◆ Requirements: Copy out the entries below precisely; nothing is to be omitted.

◆ Task material:

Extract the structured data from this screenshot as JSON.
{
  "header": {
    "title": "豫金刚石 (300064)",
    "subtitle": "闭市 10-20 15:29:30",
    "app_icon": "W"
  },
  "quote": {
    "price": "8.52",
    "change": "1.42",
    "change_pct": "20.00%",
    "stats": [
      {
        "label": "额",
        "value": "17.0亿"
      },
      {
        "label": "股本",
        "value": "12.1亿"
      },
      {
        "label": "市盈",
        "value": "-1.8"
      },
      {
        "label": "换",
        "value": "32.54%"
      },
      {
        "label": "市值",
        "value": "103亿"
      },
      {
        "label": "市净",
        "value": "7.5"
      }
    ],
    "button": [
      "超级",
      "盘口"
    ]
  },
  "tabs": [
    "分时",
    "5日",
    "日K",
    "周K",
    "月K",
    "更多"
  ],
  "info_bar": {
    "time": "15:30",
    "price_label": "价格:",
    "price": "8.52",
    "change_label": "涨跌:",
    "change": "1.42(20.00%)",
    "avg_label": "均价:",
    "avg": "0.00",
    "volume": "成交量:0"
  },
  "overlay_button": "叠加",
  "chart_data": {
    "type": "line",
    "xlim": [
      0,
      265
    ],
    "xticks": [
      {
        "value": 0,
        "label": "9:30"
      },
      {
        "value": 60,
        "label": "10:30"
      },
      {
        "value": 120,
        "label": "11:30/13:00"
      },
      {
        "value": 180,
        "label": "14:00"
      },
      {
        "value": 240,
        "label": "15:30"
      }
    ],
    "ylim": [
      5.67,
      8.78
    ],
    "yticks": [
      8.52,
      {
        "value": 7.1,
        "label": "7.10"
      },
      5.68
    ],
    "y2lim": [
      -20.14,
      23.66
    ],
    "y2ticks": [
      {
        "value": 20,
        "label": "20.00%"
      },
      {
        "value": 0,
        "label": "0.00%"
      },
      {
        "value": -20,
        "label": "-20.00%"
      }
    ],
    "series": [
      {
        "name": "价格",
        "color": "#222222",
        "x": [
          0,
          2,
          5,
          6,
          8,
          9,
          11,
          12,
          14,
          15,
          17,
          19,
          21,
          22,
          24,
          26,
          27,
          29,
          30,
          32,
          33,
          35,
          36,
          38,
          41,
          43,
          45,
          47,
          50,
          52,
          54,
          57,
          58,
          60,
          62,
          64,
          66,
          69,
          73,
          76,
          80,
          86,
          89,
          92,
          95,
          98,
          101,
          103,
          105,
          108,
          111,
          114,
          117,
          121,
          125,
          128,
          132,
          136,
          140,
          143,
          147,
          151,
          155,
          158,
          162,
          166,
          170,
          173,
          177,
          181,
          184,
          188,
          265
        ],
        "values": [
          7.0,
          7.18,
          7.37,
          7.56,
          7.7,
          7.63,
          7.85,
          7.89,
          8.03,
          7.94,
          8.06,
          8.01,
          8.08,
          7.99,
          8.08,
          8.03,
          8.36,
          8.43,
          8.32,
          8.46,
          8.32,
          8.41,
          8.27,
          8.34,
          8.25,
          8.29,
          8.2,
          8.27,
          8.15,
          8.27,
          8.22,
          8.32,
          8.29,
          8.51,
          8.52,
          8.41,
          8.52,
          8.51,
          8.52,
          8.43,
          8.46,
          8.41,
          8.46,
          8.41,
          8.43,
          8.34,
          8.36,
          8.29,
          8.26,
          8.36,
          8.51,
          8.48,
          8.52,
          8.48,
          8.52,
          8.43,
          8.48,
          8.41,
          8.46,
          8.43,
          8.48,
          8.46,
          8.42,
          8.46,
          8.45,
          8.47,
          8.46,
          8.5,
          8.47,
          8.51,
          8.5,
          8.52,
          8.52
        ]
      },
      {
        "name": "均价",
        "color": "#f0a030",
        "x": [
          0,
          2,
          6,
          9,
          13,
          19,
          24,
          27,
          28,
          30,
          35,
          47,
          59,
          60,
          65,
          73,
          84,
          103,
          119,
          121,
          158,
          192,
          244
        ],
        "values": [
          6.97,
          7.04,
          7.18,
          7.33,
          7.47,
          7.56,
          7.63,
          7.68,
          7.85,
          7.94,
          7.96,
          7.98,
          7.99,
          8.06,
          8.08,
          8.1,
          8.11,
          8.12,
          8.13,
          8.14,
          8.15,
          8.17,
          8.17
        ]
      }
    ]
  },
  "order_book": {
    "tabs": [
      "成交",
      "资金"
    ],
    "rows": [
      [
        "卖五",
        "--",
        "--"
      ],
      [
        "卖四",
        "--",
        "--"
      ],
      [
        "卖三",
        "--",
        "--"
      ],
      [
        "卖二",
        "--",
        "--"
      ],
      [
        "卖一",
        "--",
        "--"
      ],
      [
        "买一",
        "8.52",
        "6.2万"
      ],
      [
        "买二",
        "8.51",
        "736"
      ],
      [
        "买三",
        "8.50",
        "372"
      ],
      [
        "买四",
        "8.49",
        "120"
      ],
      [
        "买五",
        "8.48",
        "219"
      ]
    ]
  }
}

◆ Response below:
Extract the structured data from this screenshot as JSON.
{
  "header": {
    "title": "豫金刚石 (300064)",
    "subtitle": "闭市 10-20 15:29:30",
    "app_icon": "W"
  },
  "quote": {
    "price": "8.52",
    "change": "1.42",
    "change_pct": "20.00%",
    "stats": [
      {
        "label": "额",
        "value": "17.0亿"
      },
      {
        "label": "股本",
        "value": "12.1亿"
      },
      {
        "label": "市盈",
        "value": "-1.8"
      },
      {
        "label": "换",
        "value": "32.54%"
      },
      {
        "label": "市值",
        "value": "103亿"
      },
      {
        "label": "市净",
        "value": "7.5"
      }
    ],
    "button": [
      "超级",
      "盘口"
    ]
  },
  "tabs": [
    "分时",
    "5日",
    "日K",
    "周K",
    "月K",
    "更多"
  ],
  "info_bar": {
    "time": "15:30",
    "price_label": "价格:",
    "price": "8.52",
    "change_label": "涨跌:",
    "change": "1.42(20.00%)",
    "avg_label": "均价:",
    "avg": "0.00",
    "volume": "成交量:0"
  },
  "overlay_button": "叠加",
  "chart_data": {
    "type": "line",
    "xlim": [
      0,
      265
    ],
    "xticks": [
      {
        "value": 0,
        "label": "9:30"
      },
      {
        "value": 60,
        "label": "10:30"
      },
      {
        "value": 120,
        "label": "11:30/13:00"
      },
      {
        "value": 180,
        "label": "14:00"
      },
      {
        "value": 240,
        "label": "15:30"
      }
    ],
    "ylim": [
      5.67,
      8.78
    ],
    "yticks": [
      8.52,
      {
        "value": 7.1,
        "label": "7.10"
      },
      5.68
    ],
    "y2lim": [
      -20.14,
      23.66
    ],
    "y2ticks": [
      {
        "value": 20,
        "label": "20.00%"
      },
      {
        "value": 0,
        "label": "0.00%"
      },
      {
        "value": -20,
        "label": "-20.00%"
      }
    ],
    "series": [
      {
        "name": "价格",
        "color": "#222222",
        "x": [
          0,
          2,
          5,
          6,
          8,
          9,
          11,
          12,
          14,
          15,
          17,
          19,
          21,
          22,
          24,
          26,
          27,
          29,
          30,
          32,
          33,
          35,
          36,
          38,
          41,
          43,
          45,
          47,
          50,
          52,
          54,
          57,
          58,
          60,
          62,
          64,
          66,
          69,
          73,
          76,
          80,
          86,
          89,
          92,
          95,
          98,
          101,
          103,
          105,
          108,
          111,
          114,
          117,
          121,
          125,
          128,
          132,
          136,
          140,
          143,
          147,
          151,
          155,
          158,
          162,
          166,
          170,
          173,
          177,
          181,
          184,
          188,
          265
        ],
        "values": [
          7.0,
          7.18,
          7.37,
          7.56,
          7.7,
          7.63,
          7.85,
          7.89,
          8.03,
          7.94,
          8.06,
          8.01,
          8.08,
          7.99,
          8.08,
          8.03,
          8.36,
          8.43,
          8.32,
          8.46,
          8.32,
          8.41,
          8.27,
          8.34,
          8.25,
          8.29,
          8.2,
          8.27,
          8.15,
          8.27,
          8.22,
          8.32,
          8.29,
          8.51,
          8.52,
          8.41,
          8.52,
          8.51,
          8.52,
          8.43,
          8.46,
          8.41,
          8.46,
          8.41,
          8.43,
          8.34,
          8.36,
          8.29,
          8.26,
          8.36,
          8.51,
          8.48,
          8.52,
          8.48,
          8.52,
          8.43,
          8.48,
          8.41,
          8.46,
          8.43,
          8.48,
          8.46,
          8.42,
          8.46,
          8.45,
          8.47,
          8.46,
          8.5,
          8.47,
          8.51,
          8.5,
          8.52,
          8.52
        ]
      },
      {
        "name": "均价",
        "color": "#f0a030",
        "x": [
          0,
          2,
          6,
          9,
          13,
          19,
          24,
          27,
          28,
          30,
          35,
          47,
          59,
          60,
          65,
          73,
          84,
          103,
          119,
          121,
          158,
          192,
          244
        ],
        "values": [
          6.97,
          7.04,
          7.18,
          7.33,
          7.47,
          7.56,
          7.63,
          7.68,
          7.85,
          7.94,
          7.96,
          7.98,
          7.99,
          8.06,
          8.08,
          8.1,
          8.11,
          8.12,
          8.13,
          8.14,
          8.15,
          8.17,
          8.17
        ]
      }
    ]
  },
  "order_book": {
    "tabs": [
      "成交",
      "资金"
    ],
    "rows": [
      [
        "卖五",
        "--",
        "--"
      ],
      [
        "卖四",
        "--",
        "--"
      ],
      [
        "卖三",
        "--",
        "--"
      ],
      [
        "卖二",
        "--",
        "--"
      ],
      [
        "卖一",
        "--",
        "--"
      ],
      [
        "买一",
        "8.52",
        "6.2万"
      ],
      [
        "买二",
        "8.51",
        "736"
      ],
      [
        "买三",
        "8.50",
        "372"
      ],
      [
        "买四",
        "8.49",
        "120"
      ],
      [
        "买五",
        "8.48",
        "219"
      ]
    ]
  }
}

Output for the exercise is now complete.